>>
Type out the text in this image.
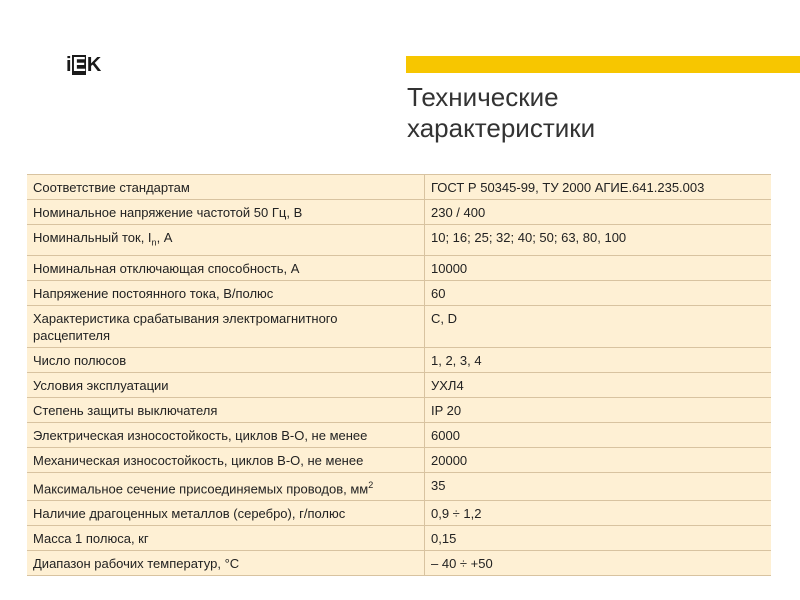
i E K
Технические
характеристики
Соответствие стандартам	ГОСТ Р 50345-99, ТУ 2000 АГИЕ.641.235.003
Номинальное напряжение частотой 50 Гц, В	230 / 400
Номинальный ток, $I_n$, А	10; 16; 25; 32; 40; 50; 63, 80, 100
Номинальная отключающая способность, А	10000
Напряжение постоянного тока, В/полюс	60
Характеристика срабатывания электромагнитного расцепителя	C, D
Число полюсов	1, 2, 3, 4
Условия эксплуатации	УХЛ4
Степень защиты выключателя	IP 20
Электрическая износостойкость, циклов В-О, не менее	6000
Механическая износостойкость, циклов В-О, не менее	20000
Максимальное сечение присоединяемых проводов, $мм^2$	35
Наличие драгоценных металлов (серебро), г/полюс	0,9 ÷ 1,2
Масса 1 полюса, кг	0,15
Диапазон рабочих температур, °С	– 40 ÷ +50
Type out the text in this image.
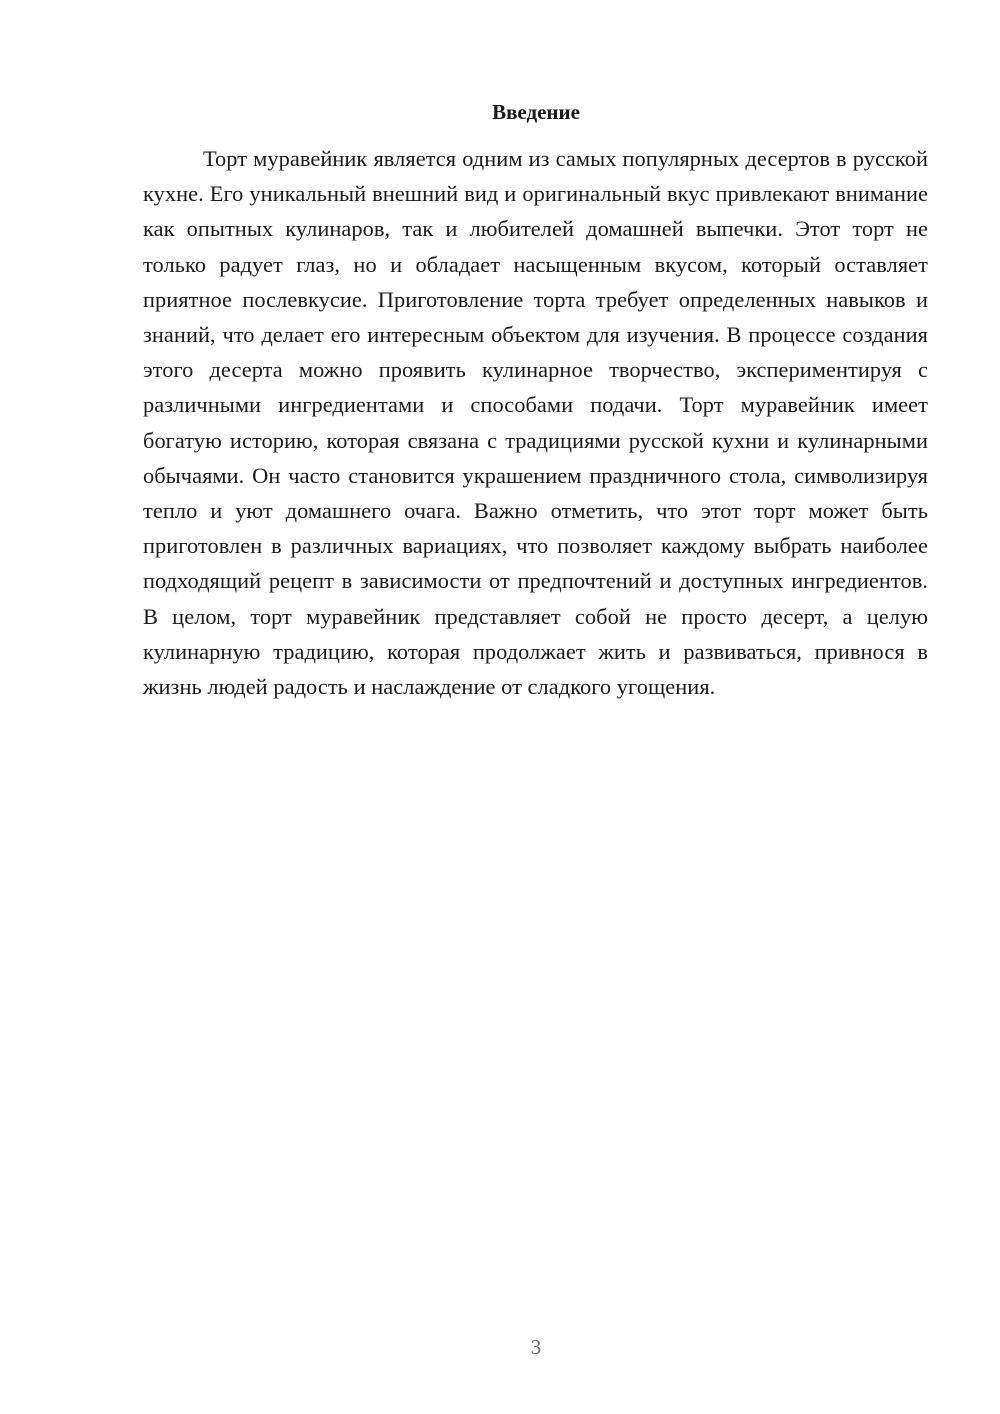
Введение

Торт муравейник является одним из самых популярных десертов в русской кухне. Его уникальный внешний вид и оригинальный вкус привлекают внимание как опытных кулинаров, так и любителей домашней выпечки. Этот торт не только радует глаз, но и обладает насыщенным вкусом, который оставляет приятное послевкусие. Приготовление торта требует определенных навыков и знаний, что делает его интересным объектом для изучения. В процессе создания этого десерта можно проявить кулинарное творчество, экспериментируя с различными ингредиентами и способами подачи. Торт муравейник имеет богатую историю, которая связана с традициями русской кухни и кулинарными обычаями. Он часто становится украшением праздничного стола, символизируя тепло и уют домашнего очага. Важно отметить, что этот торт может быть приготовлен в различных вариациях, что позволяет каждому выбрать наиболее подходящий рецепт в зависимости от предпочтений и доступных ингредиентов. В целом, торт муравейник представляет собой не просто десерт, а целую кулинарную традицию, которая продолжает жить и развиваться, привнося в жизнь людей радость и наслаждение от сладкого угощения.

3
<<
State how many lines of the records above contain the word "менее", giving only that number.

- THE ANSWER
2